[Dataset items]
begin
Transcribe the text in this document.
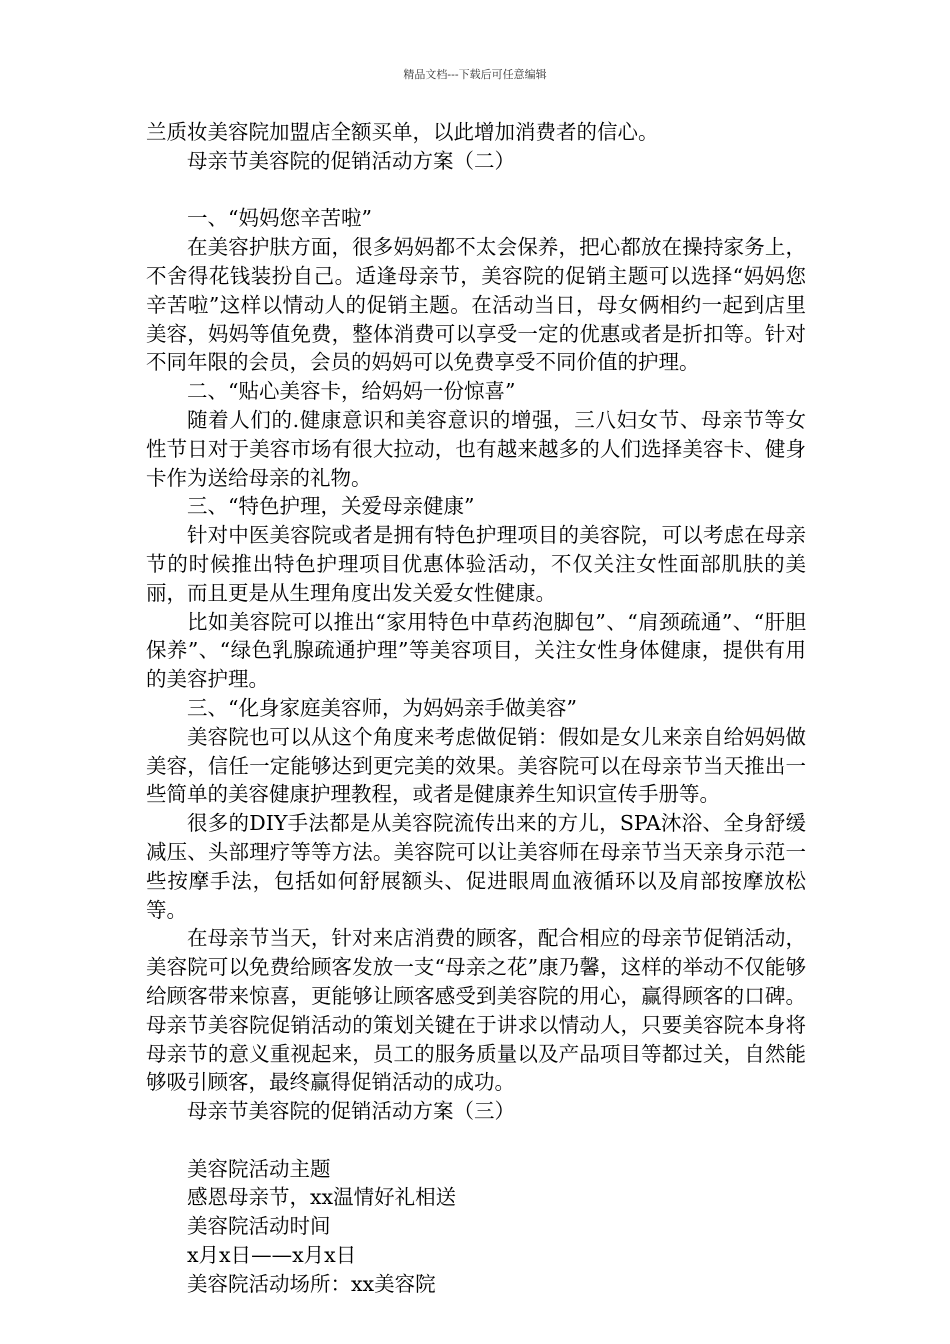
精品文档---下载后可任意编辑

兰质妆美容院加盟店全额买单，以此增加消费者的信心。

母亲节美容院的促销活动方案（二）

一、“妈妈您辛苦啦”

在美容护肤方面，很多妈妈都不太会保养，把心都放在操持家务上，不舍得花钱装扮自己。适逢母亲节，美容院的促销主题可以选择“妈妈您辛苦啦”这样以情动人的促销主题。在活动当日，母女俩相约一起到店里美容，妈妈等值免费，整体消费可以享受一定的优惠或者是折扣等。针对不同年限的会员，会员的妈妈可以免费享受不同价值的护理。

二、“贴心美容卡，给妈妈一份惊喜”

随着人们的.健康意识和美容意识的增强，三八妇女节、母亲节等女性节日对于美容市场有很大拉动，也有越来越多的人们选择美容卡、健身卡作为送给母亲的礼物。

三、“特色护理，关爱母亲健康”

针对中医美容院或者是拥有特色护理项目的美容院，可以考虑在母亲节的时候推出特色护理项目优惠体验活动，不仅关注女性面部肌肤的美丽，而且更是从生理角度出发关爱女性健康。

比如美容院可以推出“家用特色中草药泡脚包”、“肩颈疏通”、“肝胆保养”、“绿色乳腺疏通护理”等美容项目，关注女性身体健康，提供有用的美容护理。

三、“化身家庭美容师，为妈妈亲手做美容”

美容院也可以从这个角度来考虑做促销：假如是女儿来亲自给妈妈做美容，信任一定能够达到更完美的效果。美容院可以在母亲节当天推出一些简单的美容健康护理教程，或者是健康养生知识宣传手册等。

很多的DIY手法都是从美容院流传出来的方儿，SPA沐浴、全身舒缓减压、头部理疗等等方法。美容院可以让美容师在母亲节当天亲身示范一些按摩手法，包括如何舒展额头、促进眼周血液循环以及肩部按摩放松等。

在母亲节当天，针对来店消费的顾客，配合相应的母亲节促销活动，美容院可以免费给顾客发放一支“母亲之花”康乃馨，这样的举动不仅能够给顾客带来惊喜，更能够让顾客感受到美容院的用心，赢得顾客的口碑。母亲节美容院促销活动的策划关键在于讲求以情动人，只要美容院本身将母亲节的意义重视起来，员工的服务质量以及产品项目等都过关，自然能够吸引顾客，最终赢得促销活动的成功。

母亲节美容院的促销活动方案（三）

美容院活动主题

感恩母亲节，xx温情好礼相送

美容院活动时间

x月x日——x月x日

美容院活动场所：xx美容院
end
● REQUEST:
Identify the lines of the entries containing the string "妈妈您辛苦啦". Copy each such line.

● TASK RESPONSE:
一、“妈妈您辛苦啦”
在美容护肤方面，很多妈妈都不太会保养，把心都放在操持家务上，不舍得花钱装扮自己。适逢母亲节，美容院的促销主题可以选择“妈妈您辛苦啦”这样以情动人的促销主题。在活动当日，母女俩相约一起到店里美容，妈妈等值免费，整体消费可以享受一定的优惠或者是折扣等。针对不同年限的会员，会员的妈妈可以免费享受不同价值的护理。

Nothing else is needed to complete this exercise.